PROBLEM DETAILS: Reproduce every line of the data below verbatim, omitting any pictures from your output.

MATERIAL:
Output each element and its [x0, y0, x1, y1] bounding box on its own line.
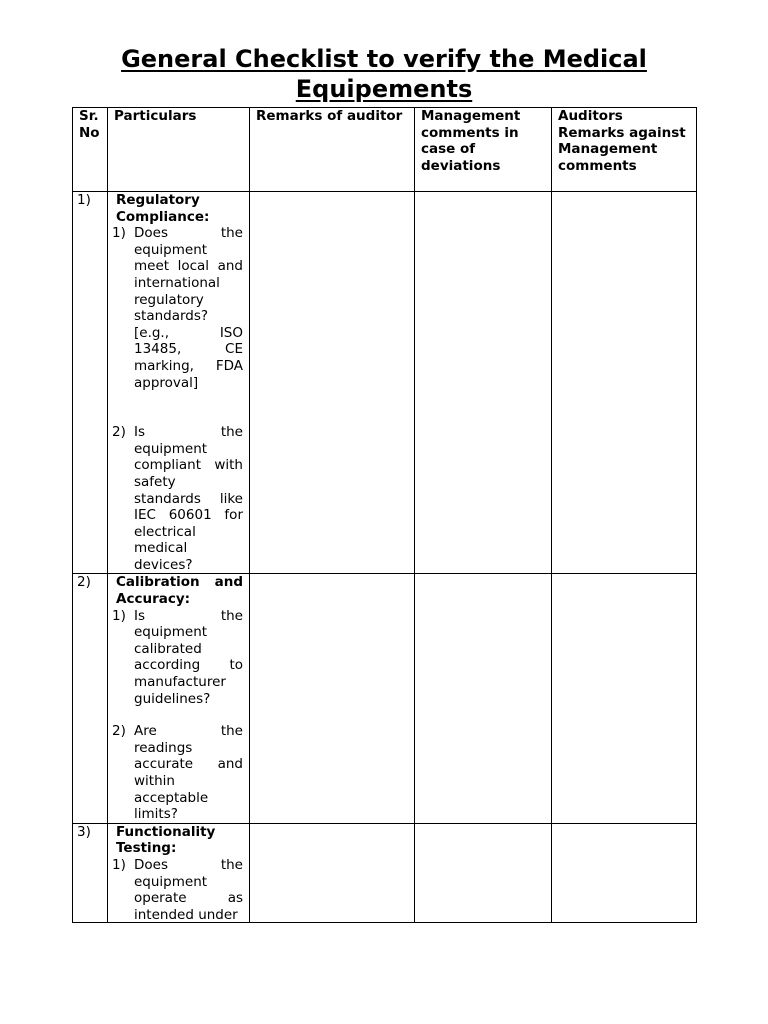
particulars-content — [114, 824, 243, 922]
auditors-remarks-cell[interactable] — [552, 192, 697, 574]
remarks-auditor-cell[interactable] — [250, 192, 415, 574]
question-list — [114, 857, 243, 923]
question-text: Are the readings accurate and within acceptable limits? — [134, 723, 243, 823]
header-sr-no: Sr. No — [73, 108, 108, 192]
table-row — [73, 823, 697, 922]
section-title: Functionality Testing: — [116, 823, 216, 857]
management-comments-cell[interactable] — [415, 574, 552, 823]
section-title: Calibration and Accuracy: — [116, 574, 243, 608]
question-list — [114, 225, 243, 573]
question-number: 2) — [112, 723, 126, 740]
table-row — [73, 574, 697, 823]
management-comments-cell[interactable] — [415, 192, 552, 574]
question-item — [114, 723, 243, 823]
auditors-remarks-cell[interactable] — [552, 823, 697, 922]
document-title — [0, 44, 768, 104]
table-header-row — [73, 108, 697, 192]
row-sr-no: 3) — [73, 823, 108, 922]
remarks-auditor-cell[interactable] — [250, 574, 415, 823]
question-list — [114, 608, 243, 823]
header-particulars: Particulars — [108, 108, 250, 192]
title-line-1: General Checklist to verify the Medical — [121, 45, 647, 73]
header-management-comments: Management comments in case of deviations — [415, 108, 552, 192]
question-text: Is the equipment calibrated according to manufacturer guidelines? — [134, 607, 243, 707]
management-comments-cell[interactable] — [415, 823, 552, 922]
question-text: Does the equipment operate as intended under — [134, 856, 243, 923]
question-text: Does the equipment meet local and international regulatory standards? [e.g., ISO 13485, CE marking, FDA approval] — [134, 225, 243, 391]
question-item — [114, 608, 243, 708]
table-row — [73, 192, 697, 574]
header-auditors-remarks: Auditors Remarks against Management comments — [552, 108, 697, 192]
question-text: Is the equipment compliant with safety standards like IEC 60601 for electrical medical devices? — [134, 424, 243, 573]
header-remarks-auditor: Remarks of auditor — [250, 108, 415, 192]
question-item — [114, 225, 243, 391]
row-sr-no: 1) — [73, 192, 108, 574]
remarks-auditor-cell[interactable] — [250, 823, 415, 922]
question-number: 1) — [112, 607, 126, 624]
checklist-table — [72, 107, 697, 923]
auditors-remarks-cell[interactable] — [552, 574, 697, 823]
row-particulars — [108, 574, 250, 823]
row-sr-no: 2) — [73, 574, 108, 823]
question-number: 2) — [112, 424, 126, 441]
question-number: 1) — [112, 225, 126, 242]
question-item — [114, 857, 243, 923]
row-particulars — [108, 192, 250, 574]
section-title: Regulatory Compliance: — [116, 192, 210, 225]
question-item — [114, 424, 243, 573]
title-line-2: Equipements — [295, 75, 473, 103]
row-particulars — [108, 823, 250, 922]
question-number: 1) — [112, 856, 126, 873]
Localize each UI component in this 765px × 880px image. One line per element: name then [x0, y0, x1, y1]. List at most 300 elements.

RESPONSE TO THE EXERCISE:
Output each element and its [x0, y0, x1, y1] bounding box on its own line.
particulars-content — [114, 824, 243, 922]
auditors-remarks-cell[interactable] — [552, 192, 697, 574]
remarks-auditor-cell[interactable] — [250, 192, 415, 574]
question-list — [114, 857, 243, 923]
question-text: Are the readings accurate and within acceptable limits? — [134, 723, 243, 823]
header-sr-no: Sr. No — [73, 108, 108, 192]
table-row — [73, 823, 697, 922]
section-title: Functionality Testing: — [116, 823, 216, 857]
management-comments-cell[interactable] — [415, 574, 552, 823]
section-title: Calibration and Accuracy: — [116, 574, 243, 608]
question-list — [114, 225, 243, 573]
question-number: 2) — [112, 723, 126, 740]
table-row — [73, 574, 697, 823]
management-comments-cell[interactable] — [415, 192, 552, 574]
question-item — [114, 723, 243, 823]
auditors-remarks-cell[interactable] — [552, 823, 697, 922]
document-title — [0, 44, 768, 104]
table-header-row — [73, 108, 697, 192]
row-sr-no: 3) — [73, 823, 108, 922]
remarks-auditor-cell[interactable] — [250, 574, 415, 823]
question-list — [114, 608, 243, 823]
header-particulars: Particulars — [108, 108, 250, 192]
title-line-1: General Checklist to verify the Medical — [121, 45, 647, 73]
header-management-comments: Management comments in case of deviations — [415, 108, 552, 192]
question-text: Is the equipment calibrated according to manufacturer guidelines? — [134, 607, 243, 707]
management-comments-cell[interactable] — [415, 823, 552, 922]
question-text: Does the equipment operate as intended under — [134, 856, 243, 923]
question-text: Does the equipment meet local and international regulatory standards? [e.g., ISO 13485, CE marking, FDA approval] — [134, 225, 243, 391]
question-item — [114, 608, 243, 708]
table-row — [73, 192, 697, 574]
header-auditors-remarks: Auditors Remarks against Management comments — [552, 108, 697, 192]
question-text: Is the equipment compliant with safety standards like IEC 60601 for electrical medical devices? — [134, 424, 243, 573]
header-remarks-auditor: Remarks of auditor — [250, 108, 415, 192]
question-item — [114, 225, 243, 391]
row-sr-no: 1) — [73, 192, 108, 574]
remarks-auditor-cell[interactable] — [250, 823, 415, 922]
question-number: 1) — [112, 607, 126, 624]
checklist-table — [72, 107, 697, 923]
auditors-remarks-cell[interactable] — [552, 574, 697, 823]
row-particulars — [108, 574, 250, 823]
row-sr-no: 2) — [73, 574, 108, 823]
question-number: 2) — [112, 424, 126, 441]
question-number: 1) — [112, 225, 126, 242]
question-item — [114, 857, 243, 923]
row-particulars — [108, 192, 250, 574]
section-title: Regulatory Compliance: — [116, 192, 210, 225]
question-item — [114, 424, 243, 573]
title-line-2: Equipements — [295, 75, 473, 103]
row-particulars — [108, 823, 250, 922]
question-number: 1) — [112, 856, 126, 873]
Localize each UI component in this 765px × 880px image. One line per element: name then [x0, y0, x1, y1]. List at most 300 elements.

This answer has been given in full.